--- START STORED DATA ---

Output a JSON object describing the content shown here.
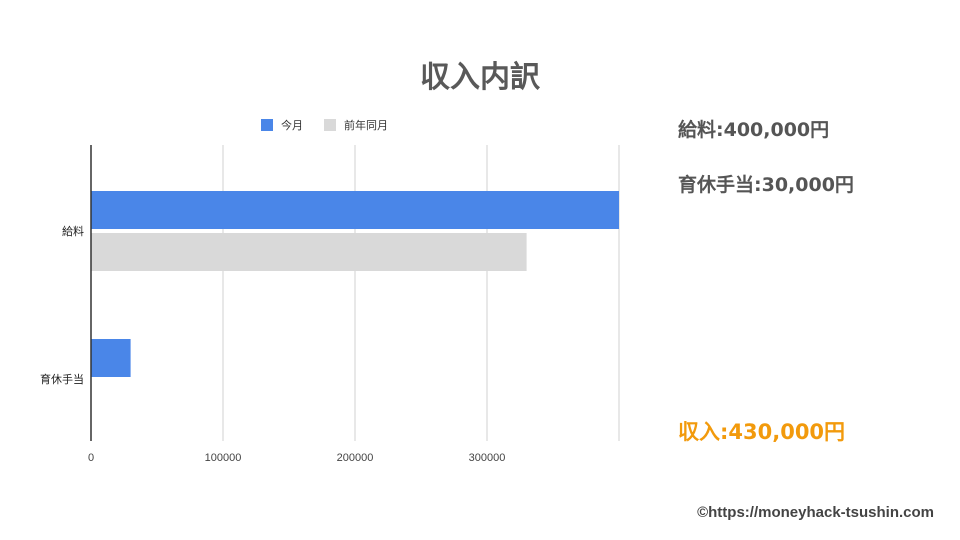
{
  "title": "収入内訳",
  "chart_data": {
    "type": "bar",
    "orientation": "horizontal",
    "categories": [
      "給料",
      "育休手当"
    ],
    "series": [
      {
        "name": "今月",
        "color": "#4a86e8",
        "values": [
          400000,
          30000
        ]
      },
      {
        "name": "前年同月",
        "color": "#d9d9d9",
        "values": [
          330000,
          null
        ]
      }
    ],
    "xlim": [
      0,
      400000
    ],
    "x_ticks": [
      "0",
      "100000",
      "200000",
      "300000"
    ],
    "x_tick_values": [
      0,
      100000,
      200000,
      300000
    ],
    "grid": true,
    "legend_position": "top"
  },
  "summary": {
    "salary": "給料:400,000円",
    "childcare": "育休手当:30,000円",
    "total": "収入:430,000円"
  },
  "credit": "©https://moneyhack-tsushin.com"
}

--- END STORED DATA ---

→ TASK DIRECTIONS: All records should be output exactly, with the pictures left out.

→ PROBLEM SOLUTION:
Output a JSON object describing the content shown here.
{
  "title": "収入内訳",
  "chart_data": {
    "type": "bar",
    "orientation": "horizontal",
    "categories": [
      "給料",
      "育休手当"
    ],
    "series": [
      {
        "name": "今月",
        "color": "#4a86e8",
        "values": [
          400000,
          30000
        ]
      },
      {
        "name": "前年同月",
        "color": "#d9d9d9",
        "values": [
          330000,
          null
        ]
      }
    ],
    "xlim": [
      0,
      400000
    ],
    "x_ticks": [
      "0",
      "100000",
      "200000",
      "300000"
    ],
    "x_tick_values": [
      0,
      100000,
      200000,
      300000
    ],
    "grid": true,
    "legend_position": "top"
  },
  "summary": {
    "salary": "給料:400,000円",
    "childcare": "育休手当:30,000円",
    "total": "収入:430,000円"
  },
  "credit": "©https://moneyhack-tsushin.com"
}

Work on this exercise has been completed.